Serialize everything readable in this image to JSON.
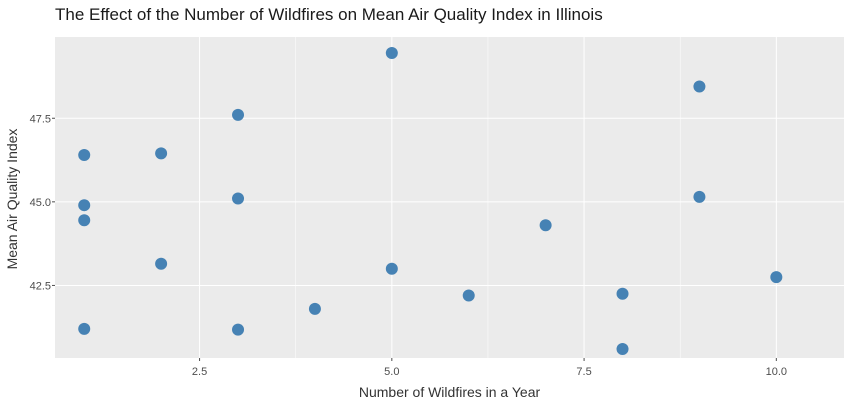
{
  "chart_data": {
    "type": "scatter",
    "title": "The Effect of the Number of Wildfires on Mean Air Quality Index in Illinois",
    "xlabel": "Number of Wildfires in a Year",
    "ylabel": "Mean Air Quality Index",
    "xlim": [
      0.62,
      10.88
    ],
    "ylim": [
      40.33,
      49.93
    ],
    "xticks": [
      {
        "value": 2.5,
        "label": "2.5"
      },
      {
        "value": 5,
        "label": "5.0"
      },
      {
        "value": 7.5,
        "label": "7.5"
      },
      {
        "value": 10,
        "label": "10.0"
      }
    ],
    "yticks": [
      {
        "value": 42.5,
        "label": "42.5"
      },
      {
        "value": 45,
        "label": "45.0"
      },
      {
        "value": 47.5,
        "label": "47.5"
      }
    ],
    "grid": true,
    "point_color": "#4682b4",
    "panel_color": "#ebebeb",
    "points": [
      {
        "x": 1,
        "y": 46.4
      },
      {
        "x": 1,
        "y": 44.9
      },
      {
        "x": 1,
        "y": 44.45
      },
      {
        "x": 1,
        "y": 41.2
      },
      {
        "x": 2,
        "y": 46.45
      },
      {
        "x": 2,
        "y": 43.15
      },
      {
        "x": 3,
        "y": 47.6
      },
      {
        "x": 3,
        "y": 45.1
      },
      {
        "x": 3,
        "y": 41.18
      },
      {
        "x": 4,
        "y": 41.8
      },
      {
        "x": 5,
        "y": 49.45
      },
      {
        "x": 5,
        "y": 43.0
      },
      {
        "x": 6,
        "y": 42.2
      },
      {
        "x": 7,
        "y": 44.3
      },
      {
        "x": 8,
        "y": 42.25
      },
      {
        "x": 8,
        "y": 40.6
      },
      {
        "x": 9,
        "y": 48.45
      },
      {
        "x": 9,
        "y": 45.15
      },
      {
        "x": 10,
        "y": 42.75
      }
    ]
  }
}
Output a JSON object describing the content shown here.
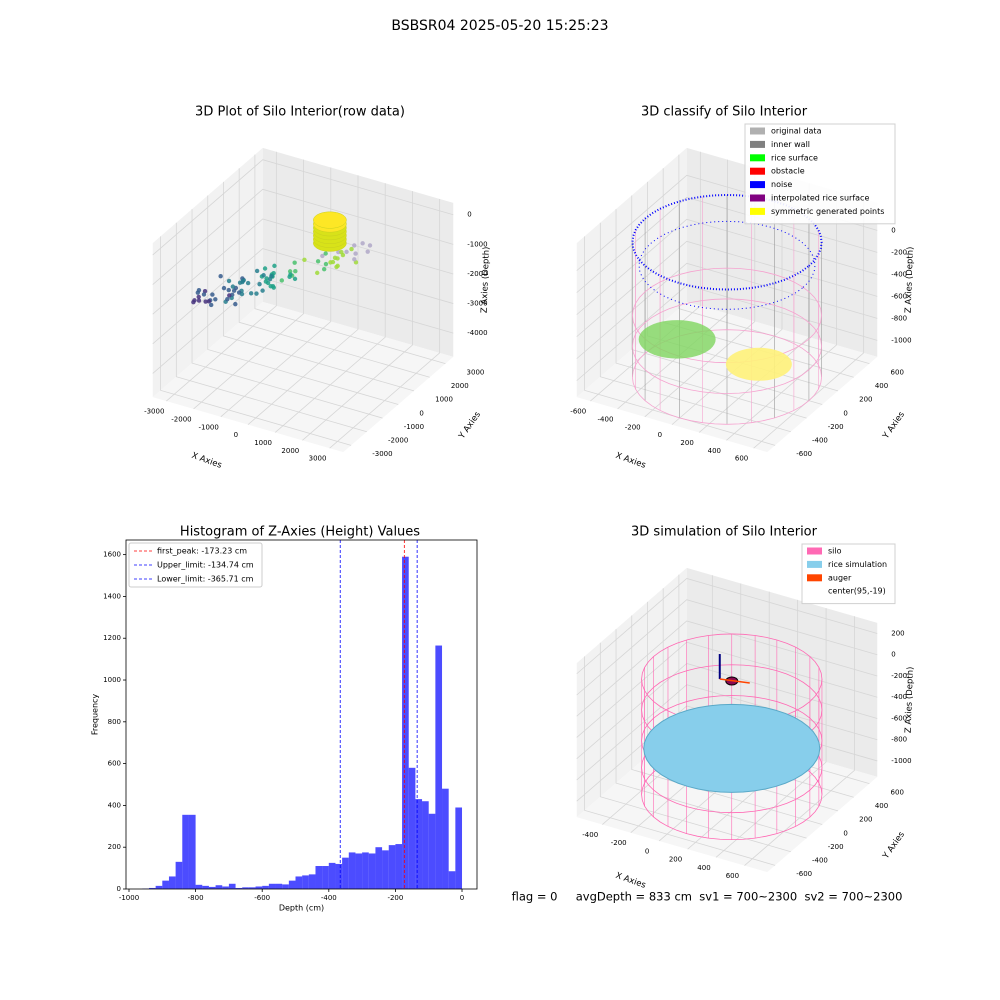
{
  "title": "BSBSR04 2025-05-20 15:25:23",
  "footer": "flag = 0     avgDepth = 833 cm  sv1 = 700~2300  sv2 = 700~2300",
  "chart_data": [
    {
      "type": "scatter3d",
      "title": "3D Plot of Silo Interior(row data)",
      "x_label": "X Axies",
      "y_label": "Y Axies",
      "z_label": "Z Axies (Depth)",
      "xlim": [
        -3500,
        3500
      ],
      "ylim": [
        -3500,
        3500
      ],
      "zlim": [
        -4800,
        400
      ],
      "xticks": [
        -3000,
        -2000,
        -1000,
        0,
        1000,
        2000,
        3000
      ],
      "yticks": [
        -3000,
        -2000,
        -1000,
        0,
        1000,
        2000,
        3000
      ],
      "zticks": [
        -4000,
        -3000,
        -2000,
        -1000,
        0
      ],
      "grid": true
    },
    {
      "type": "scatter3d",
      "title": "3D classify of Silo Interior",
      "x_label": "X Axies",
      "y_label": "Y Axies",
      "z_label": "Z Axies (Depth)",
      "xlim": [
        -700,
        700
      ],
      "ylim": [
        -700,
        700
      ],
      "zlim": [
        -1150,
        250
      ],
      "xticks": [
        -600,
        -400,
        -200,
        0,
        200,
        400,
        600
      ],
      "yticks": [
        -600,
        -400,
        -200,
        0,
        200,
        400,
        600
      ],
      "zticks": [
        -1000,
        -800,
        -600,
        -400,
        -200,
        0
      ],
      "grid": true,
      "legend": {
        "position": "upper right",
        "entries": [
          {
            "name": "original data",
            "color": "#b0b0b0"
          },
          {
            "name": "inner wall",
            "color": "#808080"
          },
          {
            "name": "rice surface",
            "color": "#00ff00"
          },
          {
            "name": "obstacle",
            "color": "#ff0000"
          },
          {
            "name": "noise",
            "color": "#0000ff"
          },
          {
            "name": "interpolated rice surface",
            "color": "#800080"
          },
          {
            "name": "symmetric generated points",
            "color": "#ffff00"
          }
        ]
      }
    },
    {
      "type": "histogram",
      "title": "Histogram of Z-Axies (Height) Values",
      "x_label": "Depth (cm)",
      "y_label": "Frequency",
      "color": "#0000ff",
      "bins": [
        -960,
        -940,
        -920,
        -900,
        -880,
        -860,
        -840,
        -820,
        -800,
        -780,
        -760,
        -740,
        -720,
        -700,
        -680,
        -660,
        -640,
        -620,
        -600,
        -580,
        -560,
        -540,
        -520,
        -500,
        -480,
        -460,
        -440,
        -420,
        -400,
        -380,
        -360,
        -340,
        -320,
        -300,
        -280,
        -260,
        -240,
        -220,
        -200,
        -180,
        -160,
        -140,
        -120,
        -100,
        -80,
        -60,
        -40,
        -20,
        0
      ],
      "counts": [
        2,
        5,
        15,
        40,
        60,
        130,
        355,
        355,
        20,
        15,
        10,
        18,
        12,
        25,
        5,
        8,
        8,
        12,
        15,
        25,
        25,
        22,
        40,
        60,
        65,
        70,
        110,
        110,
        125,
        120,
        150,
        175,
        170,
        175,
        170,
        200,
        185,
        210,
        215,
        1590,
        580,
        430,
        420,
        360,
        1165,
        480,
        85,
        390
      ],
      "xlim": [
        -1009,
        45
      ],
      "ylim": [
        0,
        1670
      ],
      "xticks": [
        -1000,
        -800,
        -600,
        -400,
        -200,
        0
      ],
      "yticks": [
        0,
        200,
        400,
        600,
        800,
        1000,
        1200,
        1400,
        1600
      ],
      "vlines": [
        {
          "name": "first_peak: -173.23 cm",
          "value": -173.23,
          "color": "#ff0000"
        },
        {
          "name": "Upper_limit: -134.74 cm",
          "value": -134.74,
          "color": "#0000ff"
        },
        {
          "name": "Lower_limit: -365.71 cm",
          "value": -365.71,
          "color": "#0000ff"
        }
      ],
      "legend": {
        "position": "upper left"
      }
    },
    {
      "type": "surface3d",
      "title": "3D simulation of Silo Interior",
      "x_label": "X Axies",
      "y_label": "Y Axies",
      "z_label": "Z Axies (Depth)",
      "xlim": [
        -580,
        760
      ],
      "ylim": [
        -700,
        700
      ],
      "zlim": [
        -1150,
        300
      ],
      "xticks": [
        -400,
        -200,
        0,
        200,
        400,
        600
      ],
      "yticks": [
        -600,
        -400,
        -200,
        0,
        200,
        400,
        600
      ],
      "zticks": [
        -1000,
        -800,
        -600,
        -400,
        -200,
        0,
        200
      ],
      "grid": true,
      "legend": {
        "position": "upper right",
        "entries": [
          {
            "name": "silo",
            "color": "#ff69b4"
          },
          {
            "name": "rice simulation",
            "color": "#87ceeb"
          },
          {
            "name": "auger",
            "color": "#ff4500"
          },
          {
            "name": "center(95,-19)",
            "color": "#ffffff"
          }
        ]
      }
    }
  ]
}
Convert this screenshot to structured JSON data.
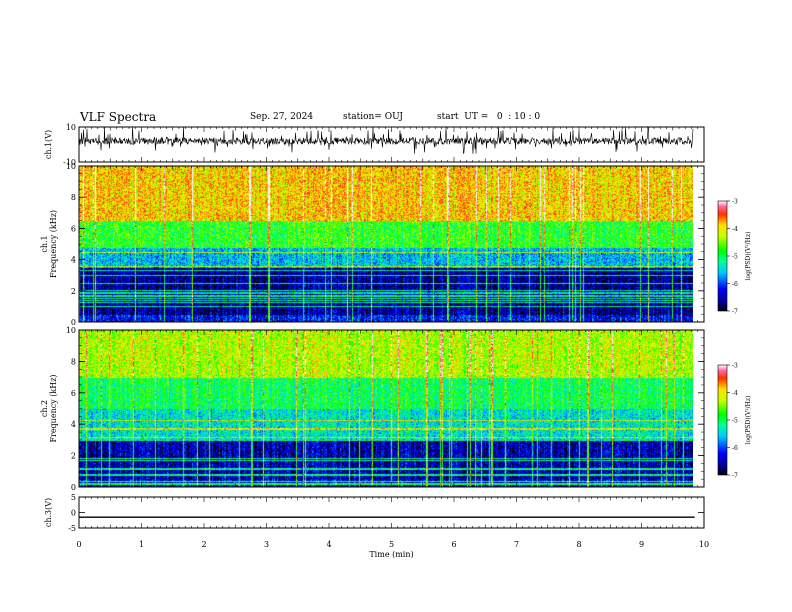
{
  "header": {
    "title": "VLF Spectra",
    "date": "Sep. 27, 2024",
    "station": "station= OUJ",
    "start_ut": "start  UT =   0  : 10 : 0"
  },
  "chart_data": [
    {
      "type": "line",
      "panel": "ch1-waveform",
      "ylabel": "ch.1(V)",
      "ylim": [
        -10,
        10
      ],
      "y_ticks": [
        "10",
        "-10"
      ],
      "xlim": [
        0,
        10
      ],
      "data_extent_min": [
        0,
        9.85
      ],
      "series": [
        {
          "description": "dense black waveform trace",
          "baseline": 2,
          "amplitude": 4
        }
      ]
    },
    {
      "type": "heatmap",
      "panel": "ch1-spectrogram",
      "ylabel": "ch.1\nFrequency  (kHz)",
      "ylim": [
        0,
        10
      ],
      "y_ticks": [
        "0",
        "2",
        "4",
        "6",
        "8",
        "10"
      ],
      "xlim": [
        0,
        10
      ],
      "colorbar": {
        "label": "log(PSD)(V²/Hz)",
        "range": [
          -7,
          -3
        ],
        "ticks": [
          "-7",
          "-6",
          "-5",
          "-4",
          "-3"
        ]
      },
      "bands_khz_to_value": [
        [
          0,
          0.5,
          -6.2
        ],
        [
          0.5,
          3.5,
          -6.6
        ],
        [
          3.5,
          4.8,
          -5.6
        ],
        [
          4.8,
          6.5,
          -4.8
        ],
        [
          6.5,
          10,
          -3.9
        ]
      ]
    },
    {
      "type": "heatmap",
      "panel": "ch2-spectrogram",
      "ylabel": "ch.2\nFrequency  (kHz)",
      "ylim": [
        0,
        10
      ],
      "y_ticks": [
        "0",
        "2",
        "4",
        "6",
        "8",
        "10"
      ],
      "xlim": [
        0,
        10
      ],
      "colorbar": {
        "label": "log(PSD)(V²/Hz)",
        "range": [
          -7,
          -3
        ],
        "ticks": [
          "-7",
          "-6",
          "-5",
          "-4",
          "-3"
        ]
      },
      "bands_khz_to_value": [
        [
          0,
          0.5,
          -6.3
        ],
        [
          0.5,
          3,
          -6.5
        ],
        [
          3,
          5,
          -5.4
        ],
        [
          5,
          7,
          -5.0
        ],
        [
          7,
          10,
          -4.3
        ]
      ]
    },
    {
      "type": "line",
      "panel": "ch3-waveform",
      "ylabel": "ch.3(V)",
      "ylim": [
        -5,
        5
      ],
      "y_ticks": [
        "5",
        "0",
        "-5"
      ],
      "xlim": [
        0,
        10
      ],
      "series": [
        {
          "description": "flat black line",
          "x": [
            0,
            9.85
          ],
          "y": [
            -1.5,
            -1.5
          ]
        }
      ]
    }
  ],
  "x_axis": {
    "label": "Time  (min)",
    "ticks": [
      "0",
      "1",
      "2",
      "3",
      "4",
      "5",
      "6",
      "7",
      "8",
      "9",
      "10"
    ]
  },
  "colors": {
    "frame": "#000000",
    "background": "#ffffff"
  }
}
.....
_Problem to solve:_ Check every line of the data, and copy the ones that contain "Mean".

_Task answer:_
    "title": "The Effect of the Number of Wildfires on Mean Air Quality Index in Illinois",
    "ylabel": "Mean Air Quality Index",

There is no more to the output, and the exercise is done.